### Problem requirements:
Pick out every line holding the string "this" and copy it.

Records from a collection:
----

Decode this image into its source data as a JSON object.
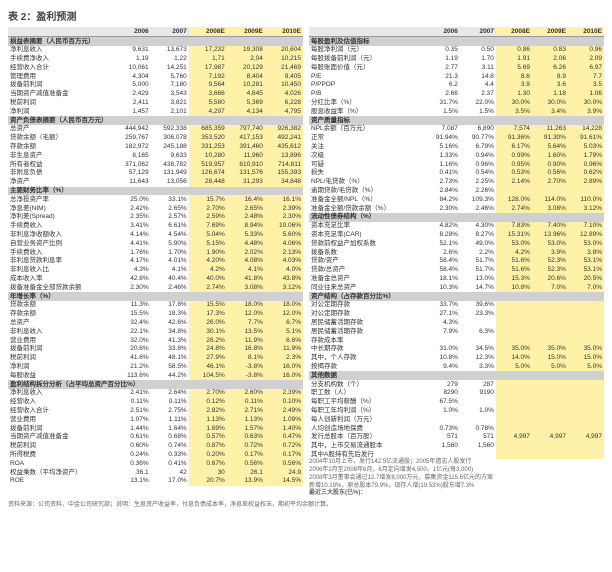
{
  "title": "表 2：盈利预测",
  "years": [
    "2006",
    "2007",
    "2008E",
    "2009E",
    "2010E"
  ],
  "hl_years": [
    "2008E",
    "2009E",
    "2010E"
  ],
  "left": [
    {
      "type": "section",
      "label": "损益表摘要（人民币百万元）"
    },
    {
      "label": "净利息收入",
      "vals": [
        "9,631",
        "13,673",
        "17,232",
        "19,308",
        "20,604"
      ]
    },
    {
      "label": "手续费净收入",
      "vals": [
        "1,19",
        "1,22",
        "1,71",
        "2,04",
        "10,215"
      ]
    },
    {
      "label": "经营收入合计",
      "vals": [
        "10,061",
        "14,251",
        "17,987",
        "20,129",
        "21,469"
      ]
    },
    {
      "label": "管理费用",
      "vals": [
        "4,304",
        "5,760",
        "7,192",
        "8,404",
        "9,405"
      ]
    },
    {
      "label": "拨备前利润",
      "vals": [
        "5,000",
        "7,180",
        "9,564",
        "10,281",
        "10,450"
      ]
    },
    {
      "label": "当期资产减值准备金",
      "vals": [
        "2,429",
        "3,543",
        "3,666",
        "4,645",
        "4,026"
      ]
    },
    {
      "label": "税前利润",
      "vals": [
        "2,411",
        "3,821",
        "5,580",
        "5,369",
        "6,228"
      ]
    },
    {
      "label": "净利润",
      "vals": [
        "1,457",
        "2,101",
        "4,297",
        "4,134",
        "4,795"
      ]
    },
    {
      "type": "section",
      "label": "资产负债表摘要（人民币百万元）"
    },
    {
      "label": "总资产",
      "vals": [
        "444,942",
        "592,338",
        "685,359",
        "797,740",
        "926,382"
      ]
    },
    {
      "label": "贷款余额（毛额）",
      "vals": [
        "259,767",
        "306,078",
        "353,520",
        "417,153",
        "492,241"
      ]
    },
    {
      "label": "存款余额",
      "vals": [
        "182,972",
        "245,188",
        "331,253",
        "391,460",
        "435,612"
      ]
    },
    {
      "label": "非生息资产",
      "vals": [
        "8,165",
        "9,633",
        "10,280",
        "11,960",
        "13,896"
      ]
    },
    {
      "label": "所有者权益",
      "vals": [
        "371,062",
        "438,782",
        "519,957",
        "610,910",
        "714,811"
      ]
    },
    {
      "label": "非附息负债",
      "vals": [
        "57,129",
        "131,949",
        "126,674",
        "131,576",
        "155,393"
      ]
    },
    {
      "label": "净资产",
      "vals": [
        "11,643",
        "13,056",
        "28,448",
        "31,293",
        "34,848"
      ]
    },
    {
      "type": "section",
      "label": "主要财务比率（%）"
    },
    {
      "label": "总净投资产率",
      "vals": [
        "25.0%",
        "33.1%",
        "15.7%",
        "16.4%",
        "16.1%"
      ]
    },
    {
      "label": "净息差(NIM)",
      "vals": [
        "2.42%",
        "2.65%",
        "2.70%",
        "2.65%",
        "2.39%"
      ]
    },
    {
      "label": "净利差(Spread)",
      "vals": [
        "2.35%",
        "2.57%",
        "2.59%",
        "2.48%",
        "2.30%"
      ]
    },
    {
      "label": "手续费收入",
      "vals": [
        "3.41%",
        "6.61%",
        "7.69%",
        "8.94%",
        "10.06%"
      ]
    },
    {
      "label": "非利息净收额收入",
      "vals": [
        "4.14%",
        "4.54%",
        "5.04%",
        "5.33%",
        "5.60%"
      ]
    },
    {
      "label": "自营业务资产比例",
      "vals": [
        "4.41%",
        "5.90%",
        "5.15%",
        "4.48%",
        "4.06%"
      ]
    },
    {
      "label": "手续费收入",
      "vals": [
        "1.76%",
        "1.70%",
        "1.90%",
        "2.02%",
        "2.13%"
      ]
    },
    {
      "label": "非利息贷款利息率",
      "vals": [
        "4.17%",
        "4.01%",
        "4.20%",
        "4.08%",
        "4.03%"
      ]
    },
    {
      "label": "非利息收入比",
      "vals": [
        "4.3%",
        "4.1%",
        "4.2%",
        "4.1%",
        "4.0%"
      ]
    },
    {
      "label": "成本收入率",
      "vals": [
        "42.8%",
        "40.4%",
        "40.0%",
        "41.8%",
        "43.8%"
      ]
    },
    {
      "label": "拨备准备金全部贷款余额",
      "vals": [
        "2.30%",
        "2.46%",
        "2.74%",
        "3.08%",
        "3.12%"
      ]
    },
    {
      "type": "section",
      "label": "年增长率（%）"
    },
    {
      "label": "贷款余额",
      "vals": [
        "11.3%",
        "17.8%",
        "15.5%",
        "18.0%",
        "18.0%"
      ]
    },
    {
      "label": "存款余额",
      "vals": [
        "15.5%",
        "18.3%",
        "17.3%",
        "12.0%",
        "12.0%"
      ]
    },
    {
      "label": "总资产",
      "vals": [
        "32.4%",
        "42.6%",
        "26.0%",
        "7.7%",
        "6.7%"
      ]
    },
    {
      "label": "非利息收入",
      "vals": [
        "22.1%",
        "34.8%",
        "30.1%",
        "13.5%",
        "5.1%"
      ]
    },
    {
      "label": "营业费用",
      "vals": [
        "32.0%",
        "41.3%",
        "26.2%",
        "11.9%",
        "6.6%"
      ]
    },
    {
      "label": "拨备前利润",
      "vals": [
        "20.6%",
        "33.8%",
        "24.8%",
        "16.8%",
        "11.9%"
      ]
    },
    {
      "label": "税前利润",
      "vals": [
        "41.6%",
        "48.1%",
        "27.9%",
        "8.1%",
        "2.3%"
      ]
    },
    {
      "label": "净利润",
      "vals": [
        "21.2%",
        "58.5%",
        "46.1%",
        "-3.8%",
        "16.0%"
      ]
    },
    {
      "label": "每股收益",
      "vals": [
        "113.6%",
        "44.2%",
        "104.5%",
        "-3.8%",
        "16.0%"
      ]
    },
    {
      "type": "section",
      "label": "盈利结构拆分分析（占平均总资产百分比%）"
    },
    {
      "label": "净利息收入",
      "vals": [
        "2.41%",
        "2.64%",
        "2.70%",
        "2.60%",
        "2.39%"
      ]
    },
    {
      "label": "经营收入",
      "vals": [
        "0.11%",
        "0.11%",
        "0.12%",
        "0.11%",
        "0.10%"
      ]
    },
    {
      "label": "经营收入合计",
      "vals": [
        "2.51%",
        "2.75%",
        "2.82%",
        "2.71%",
        "2.49%"
      ]
    },
    {
      "label": "营业费用",
      "vals": [
        "1.07%",
        "1.11%",
        "1.13%",
        "1.13%",
        "1.09%"
      ]
    },
    {
      "label": "拨备前利润",
      "vals": [
        "1.44%",
        "1.64%",
        "1.69%",
        "1.57%",
        "1.40%"
      ]
    },
    {
      "label": "当期资产减值准备金",
      "vals": [
        "0.61%",
        "0.68%",
        "0.57%",
        "0.63%",
        "0.47%"
      ]
    },
    {
      "label": "税前利润",
      "vals": [
        "0.60%",
        "0.74%",
        "0.87%",
        "0.72%",
        "0.72%"
      ]
    },
    {
      "label": "所得税费",
      "vals": [
        "0.24%",
        "0.33%",
        "0.20%",
        "0.17%",
        "0.17%"
      ]
    },
    {
      "label": "ROA",
      "vals": [
        "0.36%",
        "0.41%",
        "0.67%",
        "0.56%",
        "0.56%"
      ]
    },
    {
      "label": "权益乘数（平均净资产）",
      "vals": [
        "36.1",
        "42",
        "30",
        "26.1",
        "24.9"
      ]
    },
    {
      "label": "ROE",
      "vals": [
        "13.1%",
        "17.0%",
        "20.7%",
        "13.9%",
        "14.5%"
      ]
    }
  ],
  "right": [
    {
      "type": "section",
      "label": "每股盈利及估值指标"
    },
    {
      "label": "每股净利润（元）",
      "vals": [
        "0.35",
        "0.50",
        "0.86",
        "0.83",
        "0.96"
      ]
    },
    {
      "label": "每股拨备前利润（元）",
      "vals": [
        "1.19",
        "1.70",
        "1.91",
        "2.06",
        "2.09"
      ]
    },
    {
      "label": "每股账面价值（元）",
      "vals": [
        "2.77",
        "3.11",
        "5.69",
        "6.26",
        "6.97"
      ]
    },
    {
      "label": "P/E",
      "vals": [
        "21.3",
        "14.8",
        "8.6",
        "8.9",
        "7.7"
      ]
    },
    {
      "label": "P/PPOP",
      "vals": [
        "6.2",
        "4.4",
        "3.9",
        "3.6",
        "3.5"
      ]
    },
    {
      "label": "P/B",
      "vals": [
        "2.66",
        "2.37",
        "1.30",
        "1.18",
        "1.06"
      ]
    },
    {
      "label": "分红比率（%）",
      "vals": [
        "31.7%",
        "22.0%",
        "30.0%",
        "30.0%",
        "30.0%"
      ]
    },
    {
      "label": "股息收益率（%）",
      "vals": [
        "1.5%",
        "1.5%",
        "3.5%",
        "3.4%",
        "3.9%"
      ]
    },
    {
      "type": "section",
      "label": "资产质量指标"
    },
    {
      "label": "NPL余额（百万元）",
      "vals": [
        "7,087",
        "6,890",
        "7,574",
        "11,263",
        "14,228"
      ]
    },
    {
      "label": "正常",
      "vals": [
        "91.94%",
        "90.77%",
        "91.36%",
        "91.30%",
        "91.61%"
      ]
    },
    {
      "label": "关注",
      "vals": [
        "5.16%",
        "6.79%",
        "6.17%",
        "5.64%",
        "5.03%"
      ]
    },
    {
      "label": "次级",
      "vals": [
        "1.33%",
        "0.94%",
        "0.99%",
        "1.60%",
        "1.79%"
      ]
    },
    {
      "label": "可疑",
      "vals": [
        "1.16%",
        "0.96%",
        "0.95%",
        "0.90%",
        "0.96%"
      ]
    },
    {
      "label": "损失",
      "vals": [
        "0.41%",
        "0.54%",
        "0.53%",
        "0.56%",
        "0.62%"
      ]
    },
    {
      "label": "NPL/毛贷款（%）",
      "vals": [
        "2.73%",
        "2.25%",
        "2.14%",
        "2.70%",
        "2.89%"
      ]
    },
    {
      "label": "逾期贷款/毛贷款（%）",
      "vals": [
        "2.84%",
        "2.26%",
        "",
        "",
        ""
      ]
    },
    {
      "label": "准备金全额/NPL（%）",
      "vals": [
        "84.2%",
        "109.3%",
        "128.0%",
        "114.0%",
        "110.0%"
      ]
    },
    {
      "label": "准备金全额/贷款余额（%）",
      "vals": [
        "2.30%",
        "2.46%",
        "2.74%",
        "3.08%",
        "3.12%"
      ]
    },
    {
      "type": "section",
      "label": "流动性债券结构（%）"
    },
    {
      "label": "资本充足比率",
      "vals": [
        "4.82%",
        "4.30%",
        "7.83%",
        "7.40%",
        "7.10%"
      ]
    },
    {
      "label": "资本充足率(CAR)",
      "vals": [
        "8.28%",
        "8.27%",
        "15.31%",
        "13.96%",
        "12.89%"
      ]
    },
    {
      "label": "贷款前权益产加权系数",
      "vals": [
        "52.1%",
        "49.0%",
        "53.0%",
        "53.0%",
        "53.0%"
      ]
    },
    {
      "label": "拨备系数",
      "vals": [
        "2.6%",
        "2.2%",
        "4.2%",
        "3.9%",
        "3.8%"
      ]
    },
    {
      "label": "贷款/资产",
      "vals": [
        "58.4%",
        "51.7%",
        "51.6%",
        "52.3%",
        "53.1%"
      ]
    },
    {
      "label": "贷款/总资产",
      "vals": [
        "58.4%",
        "51.7%",
        "51.6%",
        "52.3%",
        "53.1%"
      ]
    },
    {
      "label": "准备金总资产",
      "vals": [
        "18.1%",
        "13.0%",
        "15.3%",
        "20.6%",
        "20.5%"
      ]
    },
    {
      "label": "同业往来总资产",
      "vals": [
        "10.3%",
        "14.7%",
        "10.8%",
        "7.0%",
        "7.0%"
      ]
    },
    {
      "type": "section",
      "label": "资产结构（占存款百分比%）"
    },
    {
      "label": "对公定期存款",
      "vals": [
        "33.7%",
        "39.6%",
        "",
        "",
        ""
      ]
    },
    {
      "label": "对公定期存款",
      "vals": [
        "27.1%",
        "23.3%",
        "",
        "",
        ""
      ]
    },
    {
      "label": "居民储蓄活期存款",
      "vals": [
        "4.3%",
        "",
        "",
        "",
        ""
      ]
    },
    {
      "label": "居民储蓄活期存款",
      "vals": [
        "7.9%",
        "6.3%",
        "",
        "",
        ""
      ]
    },
    {
      "label": "存款成本率",
      "vals": [
        "",
        "",
        "",
        "",
        ""
      ]
    },
    {
      "label": "中长期存款",
      "vals": [
        "31.0%",
        "34.5%",
        "35.0%",
        "35.0%",
        "35.0%"
      ]
    },
    {
      "label": "其中，个人存款",
      "vals": [
        "10.8%",
        "12.3%",
        "14.0%",
        "15.0%",
        "15.0%"
      ]
    },
    {
      "label": "按揭存款",
      "vals": [
        "9.4%",
        "3.3%",
        "5.0%",
        "5.0%",
        "5.0%"
      ]
    },
    {
      "type": "section",
      "label": "其他数据"
    },
    {
      "label": "分支机构数（个）",
      "vals": [
        "279",
        "287",
        "",
        "",
        ""
      ]
    },
    {
      "label": "职工数（人）",
      "vals": [
        "8290",
        "9190",
        "",
        "",
        ""
      ]
    },
    {
      "label": "每职工平均薪酬（%）",
      "vals": [
        "67.5%",
        "",
        "",
        "",
        ""
      ]
    },
    {
      "label": "每职工年均利润（%）",
      "vals": [
        "1.0%",
        "1.0%",
        "",
        "",
        ""
      ]
    },
    {
      "label": "每人创新利润（万元）",
      "vals": [
        "",
        "",
        "",
        "",
        ""
      ]
    },
    {
      "label": "人均创造场地保费",
      "vals": [
        "0.73%",
        "0.78%",
        "",
        "",
        ""
      ]
    },
    {
      "label": "发行总股本（百万股）",
      "vals": [
        "571",
        "571",
        "4,997",
        "4,997",
        "4,997"
      ]
    },
    {
      "label": "其中，上市交易流通股本",
      "vals": [
        "1,560",
        "1,560",
        "",
        "",
        ""
      ]
    },
    {
      "label": "其中А股持有先后发行",
      "vals": [
        "",
        "",
        "",
        "",
        ""
      ]
    }
  ],
  "notes": [
    "2004年10月上市，发行142.5亿流通股；2005年遗志人股发行",
    "2006年2月至2008年6月，6月定向增发4,500，1亿元(每3,000)",
    "2008年3月董事会通过12.7增发8,000万元，募集资金115.6亿元的方案",
    "新增10.19%，原总股本79.9%，现存人增(19.53%)股东增7.3%"
  ],
  "footnote_label": "最近三大股东(已%)：",
  "footer": "资料来源：公司资料、中金公司研究部；说明：生息资产收益率，付息负债成本率，净息差权益权末，期初平均余额计算。"
}
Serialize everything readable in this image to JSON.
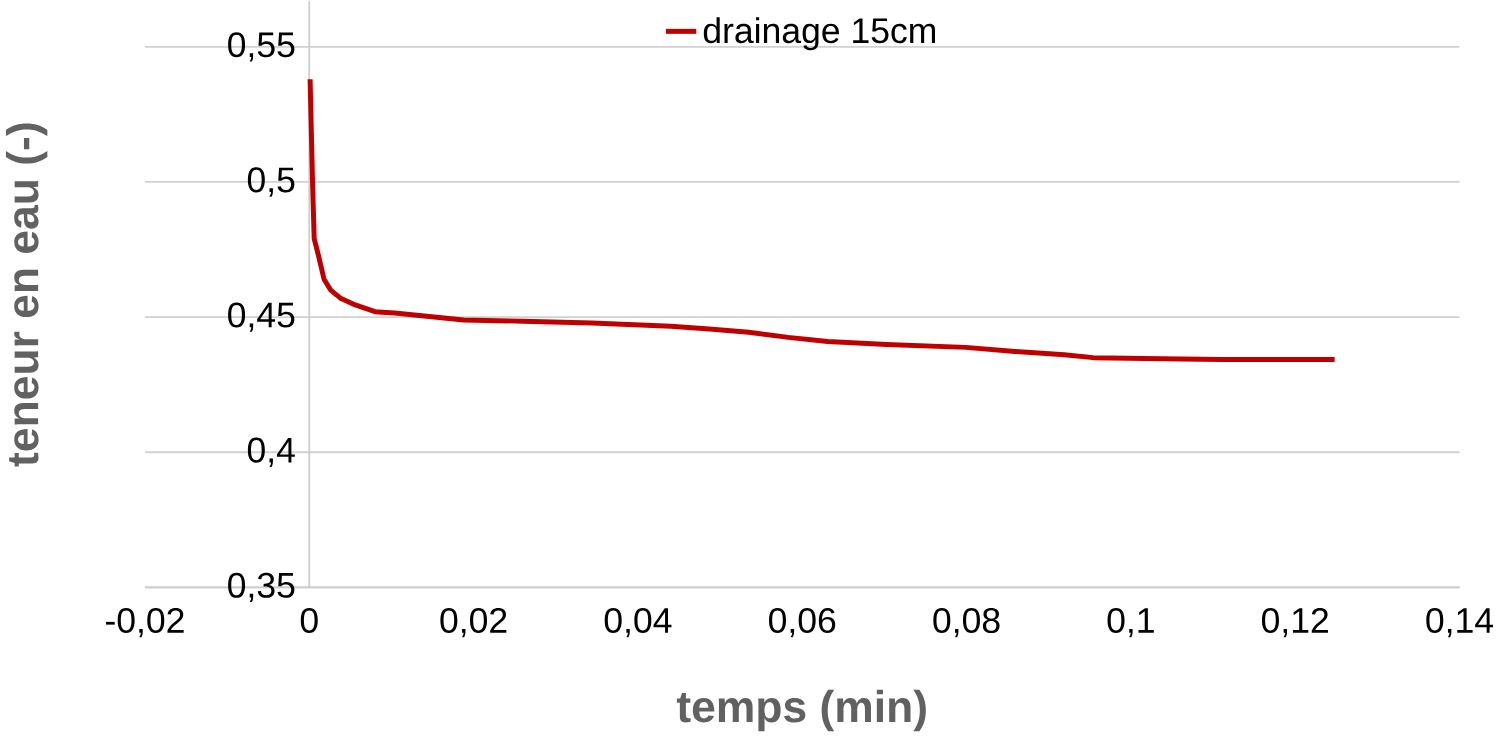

----

### Response:
Decode this image into its source data as a JSON object.
Serialize everything readable in this image to JSON.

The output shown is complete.